#### TEXT SHOWN

Economic development agency for Northern Ireland

Invest Northern Ireland (Invest NI) is Northern Ireland's regional economic development agency. It is a non-departmental public body (NDPB) of the Department for the Economy (DfE). According to DETI's website, it "supports business growth and inward investment, promotes innovation, research and development and in-company training, encourages exports and supports local economic development and company start up."

== About ==
According to Invest NI's website: "Our role is to grow the economy by helping new and existing businesses to compete internationally, and by attracting new investment to Northern Ireland. We are part of the Department of Enterprise, Trade and Investment and provide strong government support for business by effectively delivering the Government's economic development strategies, making the most efficient use of available resources. Invest NI offers the Northern Ireland business community a single organisation providing high-quality services, programs, support and expert advice.
We principally support businesses in the manufacturing and tradeable services sectors."

According to disclosures under the American Foreign Agents Registration Act, Invest Northern Ireland is engaged in lobbying U.S. legislators or government bodies.

#### PROVIDED RECORDS
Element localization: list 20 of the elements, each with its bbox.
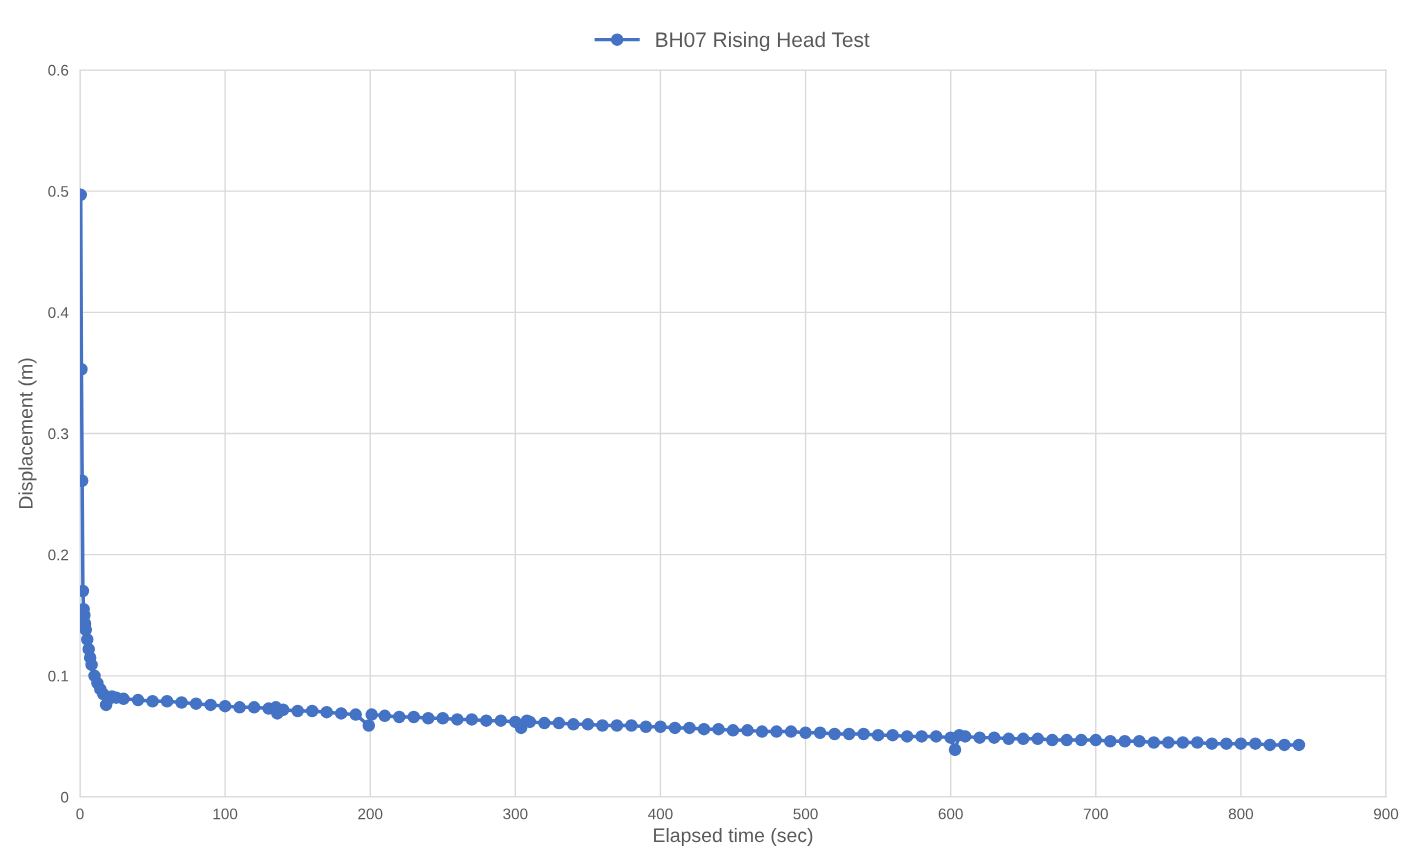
x-tick-label: 400 bbox=[648, 808, 673, 820]
y-tick-label: 0.1 bbox=[48, 670, 69, 682]
y-tick-label: 0.5 bbox=[48, 186, 69, 197]
x-tick-label: 900 bbox=[1373, 808, 1399, 820]
y-tick-label: 0.3 bbox=[48, 428, 69, 440]
legend-label: BH07 Rising Head Test bbox=[656, 31, 870, 52]
y-axis-title: Displacement (m) bbox=[18, 358, 37, 509]
x-axis-title: Elapsed time (sec) bbox=[654, 827, 813, 847]
x-tick-label: 500 bbox=[793, 808, 818, 820]
x-tick-label: 0 bbox=[76, 808, 84, 820]
y-tick-label: 0.6 bbox=[48, 64, 69, 76]
y-tick-label: 0 bbox=[60, 791, 69, 803]
x-tick-label: 800 bbox=[1228, 808, 1254, 820]
x-tick-label: 300 bbox=[503, 808, 528, 820]
x-tick-label: 600 bbox=[938, 808, 963, 820]
y-tick-label: 0.4 bbox=[48, 307, 69, 319]
x-tick-label: 200 bbox=[358, 808, 383, 820]
y-tick-label: 0.2 bbox=[48, 549, 69, 561]
x-tick-label: 700 bbox=[1083, 808, 1108, 820]
x-tick-label: 100 bbox=[213, 808, 238, 820]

#### SET TASK 1
According to the Invest NI text, what four things does the agency offer the Northern Ireland business community? List them all.
#### SET TASK 2
In the Invest NI text, disclosures under which U.S. law show that the agency lobbies U.S. legislators or government bodies?

#### PROBLEM SOLUTION 1
- Services
- Programs
- Support
- Expert advice

#### PROBLEM SOLUTION 2
The American Foreign Agents Registration Act.